▸ Goal of the exercise
Render every line of the data below as a numbered list, omitting any blank lines.
○ ○ ○
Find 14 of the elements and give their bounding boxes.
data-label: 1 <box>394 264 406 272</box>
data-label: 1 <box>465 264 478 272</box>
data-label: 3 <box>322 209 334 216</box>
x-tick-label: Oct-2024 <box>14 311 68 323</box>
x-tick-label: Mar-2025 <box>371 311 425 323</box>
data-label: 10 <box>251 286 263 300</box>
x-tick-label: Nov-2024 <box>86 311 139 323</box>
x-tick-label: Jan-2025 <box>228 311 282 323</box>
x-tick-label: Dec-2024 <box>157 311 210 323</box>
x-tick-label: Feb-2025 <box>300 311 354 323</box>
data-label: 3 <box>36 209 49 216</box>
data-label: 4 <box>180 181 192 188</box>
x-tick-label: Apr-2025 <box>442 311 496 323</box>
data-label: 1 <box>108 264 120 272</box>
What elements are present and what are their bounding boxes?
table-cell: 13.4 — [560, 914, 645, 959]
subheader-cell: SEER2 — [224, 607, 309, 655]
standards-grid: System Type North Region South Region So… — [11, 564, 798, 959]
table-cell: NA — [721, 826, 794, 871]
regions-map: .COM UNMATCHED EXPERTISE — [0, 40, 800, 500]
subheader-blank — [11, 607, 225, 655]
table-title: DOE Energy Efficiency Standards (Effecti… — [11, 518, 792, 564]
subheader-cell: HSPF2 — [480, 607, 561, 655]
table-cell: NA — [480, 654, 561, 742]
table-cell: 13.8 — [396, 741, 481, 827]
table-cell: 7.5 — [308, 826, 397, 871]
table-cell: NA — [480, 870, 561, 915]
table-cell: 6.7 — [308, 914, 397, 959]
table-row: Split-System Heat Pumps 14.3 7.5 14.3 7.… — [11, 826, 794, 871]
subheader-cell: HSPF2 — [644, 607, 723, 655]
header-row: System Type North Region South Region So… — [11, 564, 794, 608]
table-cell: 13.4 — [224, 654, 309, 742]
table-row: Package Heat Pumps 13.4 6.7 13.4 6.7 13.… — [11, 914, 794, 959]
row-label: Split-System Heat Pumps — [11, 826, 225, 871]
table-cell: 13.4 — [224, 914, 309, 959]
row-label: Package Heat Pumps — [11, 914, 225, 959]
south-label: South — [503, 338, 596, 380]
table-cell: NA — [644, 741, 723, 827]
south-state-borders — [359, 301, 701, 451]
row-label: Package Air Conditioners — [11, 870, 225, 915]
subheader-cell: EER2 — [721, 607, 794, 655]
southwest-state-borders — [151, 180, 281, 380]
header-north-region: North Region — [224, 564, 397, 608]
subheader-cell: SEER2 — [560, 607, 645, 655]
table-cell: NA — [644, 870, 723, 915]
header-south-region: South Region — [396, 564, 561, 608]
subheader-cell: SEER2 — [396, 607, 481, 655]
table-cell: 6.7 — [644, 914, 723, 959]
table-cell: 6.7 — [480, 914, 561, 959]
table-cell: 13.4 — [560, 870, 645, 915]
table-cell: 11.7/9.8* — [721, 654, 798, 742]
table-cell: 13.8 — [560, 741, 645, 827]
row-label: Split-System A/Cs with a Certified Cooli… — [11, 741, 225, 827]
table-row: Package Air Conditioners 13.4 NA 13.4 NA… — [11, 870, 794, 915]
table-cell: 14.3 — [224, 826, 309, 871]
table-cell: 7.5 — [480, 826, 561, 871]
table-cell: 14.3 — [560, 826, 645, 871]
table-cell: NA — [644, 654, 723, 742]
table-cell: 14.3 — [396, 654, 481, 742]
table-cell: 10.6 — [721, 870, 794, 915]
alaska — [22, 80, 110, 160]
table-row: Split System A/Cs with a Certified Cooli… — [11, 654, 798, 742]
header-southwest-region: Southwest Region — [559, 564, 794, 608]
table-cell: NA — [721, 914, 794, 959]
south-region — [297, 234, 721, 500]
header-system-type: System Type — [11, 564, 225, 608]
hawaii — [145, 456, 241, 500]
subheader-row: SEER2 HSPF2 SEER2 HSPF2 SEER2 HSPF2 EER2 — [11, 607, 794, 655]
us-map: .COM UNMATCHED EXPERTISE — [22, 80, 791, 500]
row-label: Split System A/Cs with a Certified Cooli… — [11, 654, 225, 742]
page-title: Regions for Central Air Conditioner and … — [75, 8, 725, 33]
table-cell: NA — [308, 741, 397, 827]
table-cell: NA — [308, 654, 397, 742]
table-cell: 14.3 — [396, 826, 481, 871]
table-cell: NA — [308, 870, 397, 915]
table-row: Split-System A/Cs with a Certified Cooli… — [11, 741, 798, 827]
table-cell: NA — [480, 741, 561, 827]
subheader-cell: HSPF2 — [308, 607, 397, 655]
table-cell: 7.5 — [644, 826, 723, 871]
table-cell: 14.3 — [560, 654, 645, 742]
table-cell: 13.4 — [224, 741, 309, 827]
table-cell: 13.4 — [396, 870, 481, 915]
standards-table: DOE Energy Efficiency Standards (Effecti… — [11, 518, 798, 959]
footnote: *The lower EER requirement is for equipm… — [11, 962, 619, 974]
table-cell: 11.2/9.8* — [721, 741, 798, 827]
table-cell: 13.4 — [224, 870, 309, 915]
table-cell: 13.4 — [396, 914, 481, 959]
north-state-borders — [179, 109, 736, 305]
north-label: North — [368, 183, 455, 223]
○ ○ ○
▸ Complete response
1. Find 14 of the elements and give their bounding boxes.
2. data-label: 1 <box>394 264 406 272</box>
3. data-label: 1 <box>465 264 478 272</box>
4. data-label: 3 <box>322 209 334 216</box>
5. x-tick-label: Oct-2024 <box>14 311 68 323</box>
6. x-tick-label: Mar-2025 <box>371 311 425 323</box>
7. data-label: 10 <box>251 286 263 300</box>
8. x-tick-label: Nov-2024 <box>86 311 139 323</box>
9. x-tick-label: Jan-2025 <box>228 311 282 323</box>
10. x-tick-label: Dec-2024 <box>157 311 210 323</box>
11. x-tick-label: Feb-2025 <box>300 311 354 323</box>
12. data-label: 3 <box>36 209 49 216</box>
13. data-label: 4 <box>180 181 192 188</box>
14. x-tick-label: Apr-2025 <box>442 311 496 323</box>
15. data-label: 1 <box>108 264 120 272</box>
16. What elements are present and what are their bounding boxes?
17. table-cell: 13.4 — [560, 914, 645, 959]
18. subheader-cell: SEER2 — [224, 607, 309, 655]
19. standards-grid: System Type North Region South Region So… — [11, 564, 798, 959]
20. table-cell: NA — [721, 826, 794, 871]
21. regions-map: .COM UNMATCHED EXPERTISE — [0, 40, 800, 500]
22. subheader-blank — [11, 607, 225, 655]
23. table-title: DOE Energy Efficiency Standards (Effecti… — [11, 518, 792, 564]
24. subheader-cell: HSPF2 — [480, 607, 561, 655]
25. table-cell: NA — [480, 654, 561, 742]
26. table-cell: 13.8 — [396, 741, 481, 827]
27. table-cell: 7.5 — [308, 826, 397, 871]
28. table-cell: NA — [480, 870, 561, 915]
29. table-cell: 6.7 — [308, 914, 397, 959]
30. table-row: Split-System Heat Pumps 14.3 7.5 14.3 7.… — [11, 826, 794, 871]
31. subheader-cell: HSPF2 — [644, 607, 723, 655]
32. header-row: System Type North Region South Region So… — [11, 564, 794, 608]
33. table-cell: 13.4 — [224, 654, 309, 742]
34. table-row: Package Heat Pumps 13.4 6.7 13.4 6.7 13.… — [11, 914, 794, 959]
35. row-label: Split-System Heat Pumps — [11, 826, 225, 871]
36. table-cell: 13.4 — [224, 914, 309, 959]
37. row-label: Package Heat Pumps — [11, 914, 225, 959]
38. south-label: South — [503, 338, 596, 380]
39. table-cell: NA — [644, 741, 723, 827]
40. south-state-borders — [359, 301, 701, 451]
41. row-label: Package Air Conditioners — [11, 870, 225, 915]
42. subheader-cell: EER2 — [721, 607, 794, 655]
43. southwest-state-borders — [151, 180, 281, 380]
44. header-north-region: North Region — [224, 564, 397, 608]
45. subheader-cell: SEER2 — [560, 607, 645, 655]
46. table-cell: NA — [644, 870, 723, 915]
47. header-south-region: South Region — [396, 564, 561, 608]
48. subheader-cell: SEER2 — [396, 607, 481, 655]
49. table-cell: 6.7 — [644, 914, 723, 959]
50. table-cell: 6.7 — [480, 914, 561, 959]
51. table-cell: 13.4 — [560, 870, 645, 915]
52. table-cell: 11.7/9.8* — [721, 654, 798, 742]
53. table-cell: 13.8 — [560, 741, 645, 827]
54. row-label: Split-System A/Cs with a Certified Cooli… — [11, 741, 225, 827]
55. table-row: Package Air Conditioners 13.4 NA 13.4 NA… — [11, 870, 794, 915]
56. table-cell: 14.3 — [224, 826, 309, 871]
57. table-cell: 7.5 — [480, 826, 561, 871]
58. table-cell: 14.3 — [560, 826, 645, 871]
59. table-cell: NA — [644, 654, 723, 742]
60. table-cell: 14.3 — [396, 654, 481, 742]
61. table-cell: 10.6 — [721, 870, 794, 915]
62. alaska — [22, 80, 110, 160]
63. table-row: Split System A/Cs with a Certified Cooli… — [11, 654, 798, 742]
64. header-southwest-region: Southwest Region — [559, 564, 794, 608]
65. table-cell: NA — [721, 914, 794, 959]
66. south-region — [297, 234, 721, 500]
67. header-system-type: System Type — [11, 564, 225, 608]
68. hawaii — [145, 456, 241, 500]
69. subheader-row: SEER2 HSPF2 SEER2 HSPF2 SEER2 HSPF2 EER2 — [11, 607, 794, 655]
70. us-map: .COM UNMATCHED EXPERTISE — [22, 80, 791, 500]
71. row-label: Split System A/Cs with a Certified Cooli… — [11, 654, 225, 742]
72. page-title: Regions for Central Air Conditioner and … — [75, 8, 725, 33]
73. table-cell: NA — [308, 741, 397, 827]
74. table-cell: NA — [308, 654, 397, 742]
75. table-cell: 14.3 — [396, 826, 481, 871]
76. table-cell: NA — [308, 870, 397, 915]
77. table-row: Split-System A/Cs with a Certified Cooli… — [11, 741, 798, 827]
78. table-cell: NA — [480, 741, 561, 827]
79. subheader-cell: HSPF2 — [308, 607, 397, 655]
80. table-cell: 7.5 — [644, 826, 723, 871]
81. table-cell: 14.3 — [560, 654, 645, 742]
82. table-cell: 13.4 — [224, 741, 309, 827]
83. table-cell: 13.4 — [396, 870, 481, 915]
84. standards-table: DOE Energy Efficiency Standards (Effecti… — [11, 518, 798, 959]
85. footnote: *The lower EER requirement is for equipm… — [11, 962, 619, 974]
86. table-cell: 11.2/9.8* — [721, 741, 798, 827]
87. table-cell: 13.4 — [224, 870, 309, 915]
88. table-cell: 13.4 — [396, 914, 481, 959]
89. north-state-borders — [179, 109, 736, 305]
90. north-label: North — [368, 183, 455, 223]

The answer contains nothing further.